Going through the material below, please gather all lines with the word "lane" in them.
⟨
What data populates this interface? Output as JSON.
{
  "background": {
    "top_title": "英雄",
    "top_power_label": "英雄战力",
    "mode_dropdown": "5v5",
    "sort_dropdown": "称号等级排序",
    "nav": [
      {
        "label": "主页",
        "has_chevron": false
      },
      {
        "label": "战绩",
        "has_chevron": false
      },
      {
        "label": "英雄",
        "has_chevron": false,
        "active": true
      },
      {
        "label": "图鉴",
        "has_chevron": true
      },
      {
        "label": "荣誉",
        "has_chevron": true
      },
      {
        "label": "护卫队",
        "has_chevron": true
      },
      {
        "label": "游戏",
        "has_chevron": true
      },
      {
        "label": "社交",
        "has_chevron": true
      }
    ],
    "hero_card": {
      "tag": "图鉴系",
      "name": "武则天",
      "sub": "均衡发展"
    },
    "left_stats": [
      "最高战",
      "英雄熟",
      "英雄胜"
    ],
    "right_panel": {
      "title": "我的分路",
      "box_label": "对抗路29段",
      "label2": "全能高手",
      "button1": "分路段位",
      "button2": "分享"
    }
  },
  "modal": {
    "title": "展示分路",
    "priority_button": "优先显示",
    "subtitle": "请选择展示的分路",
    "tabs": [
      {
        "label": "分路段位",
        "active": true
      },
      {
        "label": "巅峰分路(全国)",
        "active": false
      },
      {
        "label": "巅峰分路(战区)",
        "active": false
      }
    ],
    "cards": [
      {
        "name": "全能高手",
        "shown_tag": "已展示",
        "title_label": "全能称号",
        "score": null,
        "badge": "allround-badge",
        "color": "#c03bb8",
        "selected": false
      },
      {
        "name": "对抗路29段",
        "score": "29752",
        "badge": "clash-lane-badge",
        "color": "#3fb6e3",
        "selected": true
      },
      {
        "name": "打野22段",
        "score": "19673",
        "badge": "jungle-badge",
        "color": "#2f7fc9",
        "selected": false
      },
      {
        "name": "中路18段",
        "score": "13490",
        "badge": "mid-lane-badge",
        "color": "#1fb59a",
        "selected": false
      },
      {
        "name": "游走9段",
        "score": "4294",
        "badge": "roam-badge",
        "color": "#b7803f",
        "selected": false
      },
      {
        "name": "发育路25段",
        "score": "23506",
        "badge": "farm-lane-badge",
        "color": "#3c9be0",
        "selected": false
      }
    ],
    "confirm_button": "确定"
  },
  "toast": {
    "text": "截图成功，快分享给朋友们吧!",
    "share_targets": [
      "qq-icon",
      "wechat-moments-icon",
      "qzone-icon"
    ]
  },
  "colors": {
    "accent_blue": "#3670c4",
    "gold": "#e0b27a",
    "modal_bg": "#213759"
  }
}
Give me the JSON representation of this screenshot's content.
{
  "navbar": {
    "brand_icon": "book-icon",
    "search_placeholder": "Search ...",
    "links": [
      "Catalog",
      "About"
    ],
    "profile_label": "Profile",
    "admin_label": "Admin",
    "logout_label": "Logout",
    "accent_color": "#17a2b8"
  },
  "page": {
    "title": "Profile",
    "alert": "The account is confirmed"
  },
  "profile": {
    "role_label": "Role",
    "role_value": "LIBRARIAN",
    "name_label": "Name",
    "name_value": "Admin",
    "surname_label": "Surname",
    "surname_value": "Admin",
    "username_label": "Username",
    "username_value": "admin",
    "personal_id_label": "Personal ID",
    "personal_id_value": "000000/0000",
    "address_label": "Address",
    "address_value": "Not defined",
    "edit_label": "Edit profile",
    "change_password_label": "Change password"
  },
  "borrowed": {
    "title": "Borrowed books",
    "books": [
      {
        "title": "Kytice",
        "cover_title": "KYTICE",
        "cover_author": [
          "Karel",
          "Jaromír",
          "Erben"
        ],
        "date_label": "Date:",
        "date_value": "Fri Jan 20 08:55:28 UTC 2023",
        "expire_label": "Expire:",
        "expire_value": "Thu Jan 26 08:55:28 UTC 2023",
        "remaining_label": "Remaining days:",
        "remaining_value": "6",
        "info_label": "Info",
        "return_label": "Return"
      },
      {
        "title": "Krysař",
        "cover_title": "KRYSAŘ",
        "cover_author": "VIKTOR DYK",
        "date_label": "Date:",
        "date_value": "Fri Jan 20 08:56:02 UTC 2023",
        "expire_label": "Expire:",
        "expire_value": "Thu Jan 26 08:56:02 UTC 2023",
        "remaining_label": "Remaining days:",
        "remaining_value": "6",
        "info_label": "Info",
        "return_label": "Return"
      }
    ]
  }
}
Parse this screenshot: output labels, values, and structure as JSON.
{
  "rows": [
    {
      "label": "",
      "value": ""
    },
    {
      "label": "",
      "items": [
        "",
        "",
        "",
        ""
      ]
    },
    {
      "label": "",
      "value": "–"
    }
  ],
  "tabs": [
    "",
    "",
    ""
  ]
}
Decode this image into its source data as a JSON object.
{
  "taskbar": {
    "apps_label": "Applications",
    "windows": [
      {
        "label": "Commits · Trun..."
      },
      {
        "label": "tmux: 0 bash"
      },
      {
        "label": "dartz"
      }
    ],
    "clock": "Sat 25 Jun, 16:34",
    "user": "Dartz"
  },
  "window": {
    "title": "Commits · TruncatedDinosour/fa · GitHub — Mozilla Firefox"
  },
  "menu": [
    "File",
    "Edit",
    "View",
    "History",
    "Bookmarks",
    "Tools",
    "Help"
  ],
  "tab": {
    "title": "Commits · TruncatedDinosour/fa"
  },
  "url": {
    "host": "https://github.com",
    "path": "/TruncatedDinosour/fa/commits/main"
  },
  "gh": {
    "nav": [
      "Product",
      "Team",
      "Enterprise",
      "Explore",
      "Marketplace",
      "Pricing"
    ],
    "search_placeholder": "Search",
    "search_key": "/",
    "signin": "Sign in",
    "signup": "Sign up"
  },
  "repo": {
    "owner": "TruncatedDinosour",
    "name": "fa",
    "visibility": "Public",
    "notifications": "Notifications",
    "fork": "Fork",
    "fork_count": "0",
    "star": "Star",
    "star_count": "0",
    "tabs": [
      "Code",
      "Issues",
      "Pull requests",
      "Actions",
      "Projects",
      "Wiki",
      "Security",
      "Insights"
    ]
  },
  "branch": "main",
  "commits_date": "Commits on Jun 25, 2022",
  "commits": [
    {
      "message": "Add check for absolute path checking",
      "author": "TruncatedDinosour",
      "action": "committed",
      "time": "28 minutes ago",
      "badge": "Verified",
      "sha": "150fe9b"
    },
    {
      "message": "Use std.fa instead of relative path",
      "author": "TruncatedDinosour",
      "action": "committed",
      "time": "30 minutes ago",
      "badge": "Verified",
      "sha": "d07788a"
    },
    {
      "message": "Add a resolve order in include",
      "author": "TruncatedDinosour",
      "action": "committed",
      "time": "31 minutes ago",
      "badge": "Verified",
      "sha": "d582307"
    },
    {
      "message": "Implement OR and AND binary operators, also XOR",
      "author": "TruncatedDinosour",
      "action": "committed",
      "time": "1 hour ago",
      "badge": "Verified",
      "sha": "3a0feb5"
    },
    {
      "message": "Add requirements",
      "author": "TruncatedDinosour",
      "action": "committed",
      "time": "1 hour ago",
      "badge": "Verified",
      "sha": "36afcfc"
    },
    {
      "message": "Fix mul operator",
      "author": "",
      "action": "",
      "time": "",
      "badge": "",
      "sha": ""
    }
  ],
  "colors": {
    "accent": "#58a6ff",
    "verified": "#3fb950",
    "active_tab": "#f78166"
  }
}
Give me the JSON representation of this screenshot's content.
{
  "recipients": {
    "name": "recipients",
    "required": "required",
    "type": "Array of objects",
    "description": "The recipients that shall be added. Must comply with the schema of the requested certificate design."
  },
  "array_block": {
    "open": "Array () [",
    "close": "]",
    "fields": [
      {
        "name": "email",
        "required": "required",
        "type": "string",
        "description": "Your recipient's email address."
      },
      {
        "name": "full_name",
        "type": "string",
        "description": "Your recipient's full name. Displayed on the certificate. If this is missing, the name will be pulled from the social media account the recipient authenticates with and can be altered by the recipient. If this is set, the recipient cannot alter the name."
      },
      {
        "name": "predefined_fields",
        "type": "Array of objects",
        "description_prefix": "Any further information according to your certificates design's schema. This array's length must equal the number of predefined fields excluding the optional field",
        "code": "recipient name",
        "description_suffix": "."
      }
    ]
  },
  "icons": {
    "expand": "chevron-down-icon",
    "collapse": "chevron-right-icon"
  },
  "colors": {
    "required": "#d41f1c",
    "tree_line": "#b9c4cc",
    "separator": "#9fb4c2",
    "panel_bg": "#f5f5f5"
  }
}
⟩
◆ Solution for this problem
        "badge": "clash-lane-badge",
        "badge": "mid-lane-badge",
        "badge": "farm-lane-badge",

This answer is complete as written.